[Figure record extracts]
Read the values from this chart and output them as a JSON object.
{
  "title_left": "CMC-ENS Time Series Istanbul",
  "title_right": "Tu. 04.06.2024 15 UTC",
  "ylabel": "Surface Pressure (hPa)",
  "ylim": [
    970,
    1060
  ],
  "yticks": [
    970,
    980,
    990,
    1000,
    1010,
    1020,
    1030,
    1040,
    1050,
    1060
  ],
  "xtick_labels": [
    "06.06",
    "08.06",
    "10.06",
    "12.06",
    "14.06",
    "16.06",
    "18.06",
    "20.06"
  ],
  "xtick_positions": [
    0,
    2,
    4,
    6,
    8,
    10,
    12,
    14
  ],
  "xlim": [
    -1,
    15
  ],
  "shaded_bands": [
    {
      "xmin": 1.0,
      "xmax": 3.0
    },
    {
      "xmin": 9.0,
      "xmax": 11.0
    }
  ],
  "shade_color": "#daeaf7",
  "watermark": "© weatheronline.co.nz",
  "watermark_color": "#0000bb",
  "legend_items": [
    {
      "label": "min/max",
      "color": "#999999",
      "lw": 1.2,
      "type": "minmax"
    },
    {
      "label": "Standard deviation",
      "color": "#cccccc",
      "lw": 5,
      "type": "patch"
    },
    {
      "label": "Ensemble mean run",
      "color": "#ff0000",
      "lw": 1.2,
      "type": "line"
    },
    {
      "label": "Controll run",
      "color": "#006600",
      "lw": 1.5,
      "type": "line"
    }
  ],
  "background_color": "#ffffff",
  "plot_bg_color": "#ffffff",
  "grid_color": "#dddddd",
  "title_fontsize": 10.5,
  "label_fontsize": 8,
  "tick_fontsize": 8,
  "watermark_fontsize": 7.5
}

* _OBJECTIVE_:
Write out the records shown above, exactly as they appear.

* _SOLUTION TO THIS TASK_:
Read the values from this chart and output them as a JSON object.
{
  "title_left": "CMC-ENS Time Series Istanbul",
  "title_right": "Tu. 04.06.2024 15 UTC",
  "ylabel": "Surface Pressure (hPa)",
  "ylim": [
    970,
    1060
  ],
  "yticks": [
    970,
    980,
    990,
    1000,
    1010,
    1020,
    1030,
    1040,
    1050,
    1060
  ],
  "xtick_labels": [
    "06.06",
    "08.06",
    "10.06",
    "12.06",
    "14.06",
    "16.06",
    "18.06",
    "20.06"
  ],
  "xtick_positions": [
    0,
    2,
    4,
    6,
    8,
    10,
    12,
    14
  ],
  "xlim": [
    -1,
    15
  ],
  "shaded_bands": [
    {
      "xmin": 1.0,
      "xmax": 3.0
    },
    {
      "xmin": 9.0,
      "xmax": 11.0
    }
  ],
  "shade_color": "#daeaf7",
  "watermark": "© weatheronline.co.nz",
  "watermark_color": "#0000bb",
  "legend_items": [
    {
      "label": "min/max",
      "color": "#999999",
      "lw": 1.2,
      "type": "minmax"
    },
    {
      "label": "Standard deviation",
      "color": "#cccccc",
      "lw": 5,
      "type": "patch"
    },
    {
      "label": "Ensemble mean run",
      "color": "#ff0000",
      "lw": 1.2,
      "type": "line"
    },
    {
      "label": "Controll run",
      "color": "#006600",
      "lw": 1.5,
      "type": "line"
    }
  ],
  "background_color": "#ffffff",
  "plot_bg_color": "#ffffff",
  "grid_color": "#dddddd",
  "title_fontsize": 10.5,
  "label_fontsize": 8,
  "tick_fontsize": 8,
  "watermark_fontsize": 7.5
}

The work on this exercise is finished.